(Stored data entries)
▬▬▬▬▬▬▬▬▬▬

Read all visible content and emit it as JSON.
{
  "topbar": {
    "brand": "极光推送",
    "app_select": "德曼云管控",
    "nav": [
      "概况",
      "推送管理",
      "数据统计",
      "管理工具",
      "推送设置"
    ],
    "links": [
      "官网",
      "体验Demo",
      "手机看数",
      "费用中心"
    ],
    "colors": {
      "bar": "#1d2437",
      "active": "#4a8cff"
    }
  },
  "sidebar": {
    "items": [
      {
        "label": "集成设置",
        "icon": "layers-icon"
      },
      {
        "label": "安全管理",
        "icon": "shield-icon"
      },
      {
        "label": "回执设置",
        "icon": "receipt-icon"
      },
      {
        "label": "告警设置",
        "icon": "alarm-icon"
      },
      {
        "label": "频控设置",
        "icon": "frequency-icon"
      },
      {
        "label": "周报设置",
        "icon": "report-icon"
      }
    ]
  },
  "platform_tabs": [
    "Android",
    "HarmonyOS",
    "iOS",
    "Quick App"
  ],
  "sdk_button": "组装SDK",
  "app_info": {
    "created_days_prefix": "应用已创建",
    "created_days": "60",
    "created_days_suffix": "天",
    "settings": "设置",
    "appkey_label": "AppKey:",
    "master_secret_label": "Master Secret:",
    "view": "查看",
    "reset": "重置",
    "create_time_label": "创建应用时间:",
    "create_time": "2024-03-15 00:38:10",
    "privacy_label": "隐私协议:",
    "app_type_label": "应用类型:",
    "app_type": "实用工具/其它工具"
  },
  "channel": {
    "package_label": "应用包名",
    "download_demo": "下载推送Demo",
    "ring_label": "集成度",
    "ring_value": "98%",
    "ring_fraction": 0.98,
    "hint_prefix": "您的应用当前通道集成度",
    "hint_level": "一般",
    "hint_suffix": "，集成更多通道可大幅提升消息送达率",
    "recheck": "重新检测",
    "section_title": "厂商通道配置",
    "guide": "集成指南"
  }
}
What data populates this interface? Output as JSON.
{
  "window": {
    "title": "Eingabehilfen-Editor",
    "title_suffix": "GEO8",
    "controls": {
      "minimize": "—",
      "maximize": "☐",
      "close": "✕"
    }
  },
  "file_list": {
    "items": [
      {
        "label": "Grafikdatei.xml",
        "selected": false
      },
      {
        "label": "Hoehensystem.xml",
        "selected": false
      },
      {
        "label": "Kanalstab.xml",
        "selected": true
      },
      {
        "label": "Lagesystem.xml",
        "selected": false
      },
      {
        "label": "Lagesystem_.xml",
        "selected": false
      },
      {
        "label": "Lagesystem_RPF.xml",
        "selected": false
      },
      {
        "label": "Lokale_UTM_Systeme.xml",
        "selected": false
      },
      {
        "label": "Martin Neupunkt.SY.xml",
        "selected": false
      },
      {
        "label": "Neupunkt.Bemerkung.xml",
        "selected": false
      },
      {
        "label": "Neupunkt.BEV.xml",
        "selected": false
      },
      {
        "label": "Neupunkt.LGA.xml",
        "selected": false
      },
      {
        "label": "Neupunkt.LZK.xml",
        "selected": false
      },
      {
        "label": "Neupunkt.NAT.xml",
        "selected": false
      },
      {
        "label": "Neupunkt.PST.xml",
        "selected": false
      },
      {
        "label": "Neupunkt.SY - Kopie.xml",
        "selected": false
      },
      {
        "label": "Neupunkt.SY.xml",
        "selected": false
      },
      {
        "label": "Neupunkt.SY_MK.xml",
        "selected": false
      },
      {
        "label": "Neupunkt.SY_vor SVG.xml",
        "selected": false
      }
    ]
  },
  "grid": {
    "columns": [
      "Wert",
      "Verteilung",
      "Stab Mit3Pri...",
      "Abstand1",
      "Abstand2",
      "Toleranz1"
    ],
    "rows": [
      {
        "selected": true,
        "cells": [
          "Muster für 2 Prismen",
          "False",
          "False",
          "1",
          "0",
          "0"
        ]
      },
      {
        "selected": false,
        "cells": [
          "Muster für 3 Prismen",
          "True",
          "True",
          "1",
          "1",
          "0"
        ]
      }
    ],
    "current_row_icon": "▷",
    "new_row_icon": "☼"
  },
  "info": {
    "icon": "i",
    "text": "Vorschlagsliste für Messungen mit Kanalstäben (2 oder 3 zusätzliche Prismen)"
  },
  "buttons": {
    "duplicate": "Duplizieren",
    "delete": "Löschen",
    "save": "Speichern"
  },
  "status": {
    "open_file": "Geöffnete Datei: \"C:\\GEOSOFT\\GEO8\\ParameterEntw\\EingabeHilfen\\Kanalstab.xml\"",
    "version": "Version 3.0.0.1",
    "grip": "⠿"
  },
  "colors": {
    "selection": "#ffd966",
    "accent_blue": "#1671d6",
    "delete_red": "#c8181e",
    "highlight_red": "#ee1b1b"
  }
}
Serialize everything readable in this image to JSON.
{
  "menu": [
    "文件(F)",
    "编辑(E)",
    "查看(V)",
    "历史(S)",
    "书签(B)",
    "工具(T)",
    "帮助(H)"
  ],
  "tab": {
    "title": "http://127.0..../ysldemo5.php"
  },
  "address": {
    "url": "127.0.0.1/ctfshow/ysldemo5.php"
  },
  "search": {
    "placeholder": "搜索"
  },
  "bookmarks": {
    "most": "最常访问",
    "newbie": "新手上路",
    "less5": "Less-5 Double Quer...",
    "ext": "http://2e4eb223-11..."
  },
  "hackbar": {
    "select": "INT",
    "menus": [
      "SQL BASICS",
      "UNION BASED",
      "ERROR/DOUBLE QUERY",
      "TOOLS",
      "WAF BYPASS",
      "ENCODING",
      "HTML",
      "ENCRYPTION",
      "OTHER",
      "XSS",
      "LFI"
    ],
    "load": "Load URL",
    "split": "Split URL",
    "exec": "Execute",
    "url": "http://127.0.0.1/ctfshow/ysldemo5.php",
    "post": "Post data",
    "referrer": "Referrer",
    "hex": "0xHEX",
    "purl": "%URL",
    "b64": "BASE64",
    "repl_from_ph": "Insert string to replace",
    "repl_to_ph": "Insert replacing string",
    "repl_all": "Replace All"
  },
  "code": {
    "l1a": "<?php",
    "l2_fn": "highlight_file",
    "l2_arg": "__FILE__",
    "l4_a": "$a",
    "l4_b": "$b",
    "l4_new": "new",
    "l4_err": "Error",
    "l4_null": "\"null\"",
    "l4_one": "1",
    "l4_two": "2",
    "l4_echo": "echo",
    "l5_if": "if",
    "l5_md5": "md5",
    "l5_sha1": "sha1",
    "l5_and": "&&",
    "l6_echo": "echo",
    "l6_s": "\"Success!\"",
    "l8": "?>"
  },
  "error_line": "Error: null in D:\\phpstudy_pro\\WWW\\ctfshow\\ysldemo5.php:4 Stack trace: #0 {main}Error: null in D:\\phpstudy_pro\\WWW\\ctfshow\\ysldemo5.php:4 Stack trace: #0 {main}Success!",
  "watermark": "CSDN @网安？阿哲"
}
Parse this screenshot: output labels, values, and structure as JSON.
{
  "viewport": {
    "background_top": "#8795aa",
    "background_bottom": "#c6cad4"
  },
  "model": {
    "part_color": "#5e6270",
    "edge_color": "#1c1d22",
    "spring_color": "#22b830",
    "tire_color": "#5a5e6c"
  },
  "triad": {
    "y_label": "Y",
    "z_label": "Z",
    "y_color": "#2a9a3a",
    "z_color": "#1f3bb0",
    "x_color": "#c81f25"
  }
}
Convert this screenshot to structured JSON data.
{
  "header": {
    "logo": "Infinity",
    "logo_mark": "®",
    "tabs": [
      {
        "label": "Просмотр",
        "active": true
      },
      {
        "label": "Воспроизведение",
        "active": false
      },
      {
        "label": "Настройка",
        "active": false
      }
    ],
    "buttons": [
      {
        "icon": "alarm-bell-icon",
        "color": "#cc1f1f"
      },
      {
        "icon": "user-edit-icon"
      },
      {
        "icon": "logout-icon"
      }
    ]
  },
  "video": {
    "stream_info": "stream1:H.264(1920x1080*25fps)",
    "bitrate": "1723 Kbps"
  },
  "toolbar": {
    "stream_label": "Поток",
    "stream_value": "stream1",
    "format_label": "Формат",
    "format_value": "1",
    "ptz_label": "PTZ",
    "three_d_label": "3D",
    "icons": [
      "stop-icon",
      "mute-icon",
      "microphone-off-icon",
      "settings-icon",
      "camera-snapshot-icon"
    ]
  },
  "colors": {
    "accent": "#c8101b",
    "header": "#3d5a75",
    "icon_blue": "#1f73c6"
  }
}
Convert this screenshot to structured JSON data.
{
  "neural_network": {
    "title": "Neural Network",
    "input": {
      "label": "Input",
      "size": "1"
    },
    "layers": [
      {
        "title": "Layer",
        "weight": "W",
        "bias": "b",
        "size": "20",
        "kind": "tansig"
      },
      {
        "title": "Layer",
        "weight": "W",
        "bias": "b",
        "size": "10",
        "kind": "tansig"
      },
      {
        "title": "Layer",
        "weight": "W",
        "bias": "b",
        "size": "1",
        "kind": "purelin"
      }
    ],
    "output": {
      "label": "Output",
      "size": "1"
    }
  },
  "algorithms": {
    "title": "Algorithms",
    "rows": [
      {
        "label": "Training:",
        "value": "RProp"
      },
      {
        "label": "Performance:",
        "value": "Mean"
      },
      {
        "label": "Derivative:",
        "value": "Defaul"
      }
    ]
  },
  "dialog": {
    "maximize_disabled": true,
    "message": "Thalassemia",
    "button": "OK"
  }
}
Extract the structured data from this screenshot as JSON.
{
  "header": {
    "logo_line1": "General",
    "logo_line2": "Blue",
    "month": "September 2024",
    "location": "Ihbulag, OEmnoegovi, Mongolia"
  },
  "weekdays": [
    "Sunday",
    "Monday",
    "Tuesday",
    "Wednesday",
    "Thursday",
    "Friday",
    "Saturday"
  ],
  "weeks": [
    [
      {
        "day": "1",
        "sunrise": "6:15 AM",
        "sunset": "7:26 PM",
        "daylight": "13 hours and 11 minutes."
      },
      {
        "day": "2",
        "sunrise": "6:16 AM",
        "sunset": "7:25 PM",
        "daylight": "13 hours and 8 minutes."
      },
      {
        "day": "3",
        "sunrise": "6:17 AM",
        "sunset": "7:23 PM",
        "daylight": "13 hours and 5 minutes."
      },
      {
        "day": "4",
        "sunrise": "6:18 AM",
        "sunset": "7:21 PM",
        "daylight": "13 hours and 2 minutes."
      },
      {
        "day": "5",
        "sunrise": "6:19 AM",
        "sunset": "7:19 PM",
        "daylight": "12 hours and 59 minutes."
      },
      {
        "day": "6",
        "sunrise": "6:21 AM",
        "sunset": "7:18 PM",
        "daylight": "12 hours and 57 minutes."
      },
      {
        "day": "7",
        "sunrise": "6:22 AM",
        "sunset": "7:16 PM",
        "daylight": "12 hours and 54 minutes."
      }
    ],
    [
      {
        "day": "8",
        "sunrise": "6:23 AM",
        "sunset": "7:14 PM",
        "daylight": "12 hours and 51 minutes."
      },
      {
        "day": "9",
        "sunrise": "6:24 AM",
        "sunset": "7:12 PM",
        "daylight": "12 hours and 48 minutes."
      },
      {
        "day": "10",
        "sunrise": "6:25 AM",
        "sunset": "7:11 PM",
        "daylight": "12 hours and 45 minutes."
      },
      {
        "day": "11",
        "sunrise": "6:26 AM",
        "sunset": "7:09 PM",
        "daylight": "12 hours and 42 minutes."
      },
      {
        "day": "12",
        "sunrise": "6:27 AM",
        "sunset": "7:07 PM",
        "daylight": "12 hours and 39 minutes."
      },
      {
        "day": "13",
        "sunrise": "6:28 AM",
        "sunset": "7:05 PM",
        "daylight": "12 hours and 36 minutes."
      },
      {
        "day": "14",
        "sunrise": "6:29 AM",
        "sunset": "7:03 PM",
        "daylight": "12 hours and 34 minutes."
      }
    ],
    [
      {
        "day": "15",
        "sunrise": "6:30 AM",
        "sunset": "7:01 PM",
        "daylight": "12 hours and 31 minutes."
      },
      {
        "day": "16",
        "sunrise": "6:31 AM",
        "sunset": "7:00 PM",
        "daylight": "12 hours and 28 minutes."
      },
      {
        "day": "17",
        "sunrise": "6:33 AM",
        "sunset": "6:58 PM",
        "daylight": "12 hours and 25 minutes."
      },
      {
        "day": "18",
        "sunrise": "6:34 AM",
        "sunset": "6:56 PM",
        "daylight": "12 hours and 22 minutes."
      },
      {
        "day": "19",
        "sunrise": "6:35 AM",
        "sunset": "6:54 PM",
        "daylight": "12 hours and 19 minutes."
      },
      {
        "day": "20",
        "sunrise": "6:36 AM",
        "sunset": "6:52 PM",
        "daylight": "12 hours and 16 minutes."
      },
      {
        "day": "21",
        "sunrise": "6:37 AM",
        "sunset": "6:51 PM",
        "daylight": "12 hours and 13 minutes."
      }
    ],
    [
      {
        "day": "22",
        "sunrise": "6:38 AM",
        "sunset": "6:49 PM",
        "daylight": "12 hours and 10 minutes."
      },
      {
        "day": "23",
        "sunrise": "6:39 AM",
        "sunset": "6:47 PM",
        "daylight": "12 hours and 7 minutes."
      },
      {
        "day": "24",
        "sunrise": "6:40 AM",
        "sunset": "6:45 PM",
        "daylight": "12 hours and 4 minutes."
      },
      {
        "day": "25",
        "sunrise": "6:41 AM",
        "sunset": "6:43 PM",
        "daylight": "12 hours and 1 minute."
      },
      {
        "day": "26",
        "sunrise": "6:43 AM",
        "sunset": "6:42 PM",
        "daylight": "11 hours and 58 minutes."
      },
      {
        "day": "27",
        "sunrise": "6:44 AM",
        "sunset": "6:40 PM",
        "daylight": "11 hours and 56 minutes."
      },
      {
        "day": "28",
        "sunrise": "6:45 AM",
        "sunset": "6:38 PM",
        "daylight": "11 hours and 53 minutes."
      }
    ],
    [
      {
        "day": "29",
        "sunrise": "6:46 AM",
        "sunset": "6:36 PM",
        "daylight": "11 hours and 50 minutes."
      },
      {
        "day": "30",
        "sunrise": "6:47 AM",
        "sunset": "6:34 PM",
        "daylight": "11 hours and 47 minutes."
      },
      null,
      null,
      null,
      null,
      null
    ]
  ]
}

▬▬▬▬▬▬▬▬▬▬

_WHAT IS REQUIRED:_ In the entries above, identify every line with the word "this". Copy those lines.

_TASK RESPONSE:_
What data populates this interface? Output as JSON.
Serialize everything readable in this image to JSON.
Parse this screenshot: output labels, values, and structure as JSON.
Convert this screenshot to structured JSON data.
Convert this screenshot to structured JSON data.
Extract the structured data from this screenshot as JSON.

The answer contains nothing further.